Emit the data below verbatim, stripping out any pictures.

→ DATA PROVIDED
☆ ☆ ☆
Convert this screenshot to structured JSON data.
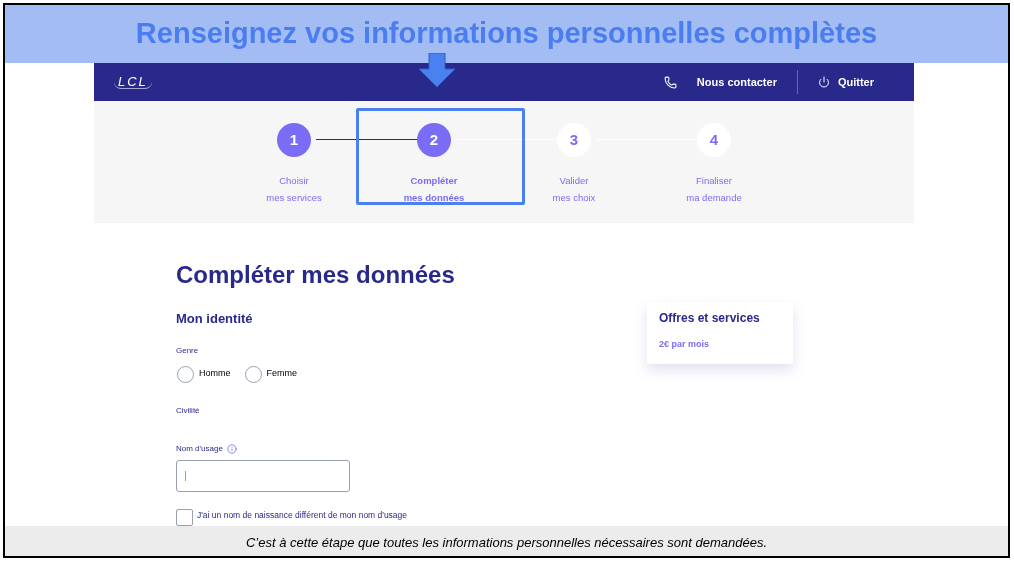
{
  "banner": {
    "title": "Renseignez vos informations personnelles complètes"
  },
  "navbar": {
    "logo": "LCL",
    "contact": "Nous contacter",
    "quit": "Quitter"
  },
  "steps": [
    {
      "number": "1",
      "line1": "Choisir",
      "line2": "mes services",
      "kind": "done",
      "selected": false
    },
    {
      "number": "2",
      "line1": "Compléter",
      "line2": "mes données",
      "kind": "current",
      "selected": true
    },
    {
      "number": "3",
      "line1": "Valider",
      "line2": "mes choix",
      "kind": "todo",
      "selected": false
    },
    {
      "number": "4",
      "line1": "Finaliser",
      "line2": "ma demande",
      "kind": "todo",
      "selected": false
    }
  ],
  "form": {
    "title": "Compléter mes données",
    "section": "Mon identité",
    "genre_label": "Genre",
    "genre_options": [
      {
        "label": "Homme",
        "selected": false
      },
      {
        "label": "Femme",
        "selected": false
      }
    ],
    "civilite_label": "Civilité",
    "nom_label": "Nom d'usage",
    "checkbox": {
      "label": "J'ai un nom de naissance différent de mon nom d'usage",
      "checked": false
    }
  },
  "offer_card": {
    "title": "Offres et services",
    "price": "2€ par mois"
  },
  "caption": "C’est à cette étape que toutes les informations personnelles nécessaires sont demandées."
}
☆ ☆ ☆
→ PROBLEM SOLUTION
Convert this screenshot to structured JSON data.
{
  "banner": {
    "title": "Renseignez vos informations personnelles complètes"
  },
  "navbar": {
    "logo": "LCL",
    "contact": "Nous contacter",
    "quit": "Quitter"
  },
  "steps": [
    {
      "number": "1",
      "line1": "Choisir",
      "line2": "mes services",
      "kind": "done",
      "selected": false
    },
    {
      "number": "2",
      "line1": "Compléter",
      "line2": "mes données",
      "kind": "current",
      "selected": true
    },
    {
      "number": "3",
      "line1": "Valider",
      "line2": "mes choix",
      "kind": "todo",
      "selected": false
    },
    {
      "number": "4",
      "line1": "Finaliser",
      "line2": "ma demande",
      "kind": "todo",
      "selected": false
    }
  ],
  "form": {
    "title": "Compléter mes données",
    "section": "Mon identité",
    "genre_label": "Genre",
    "genre_options": [
      {
        "label": "Homme",
        "selected": false
      },
      {
        "label": "Femme",
        "selected": false
      }
    ],
    "civilite_label": "Civilité",
    "nom_label": "Nom d'usage",
    "checkbox": {
      "label": "J'ai un nom de naissance différent de mon nom d'usage",
      "checked": false
    }
  },
  "offer_card": {
    "title": "Offres et services",
    "price": "2€ par mois"
  },
  "caption": "C’est à cette étape que toutes les informations personnelles nécessaires sont demandées."
}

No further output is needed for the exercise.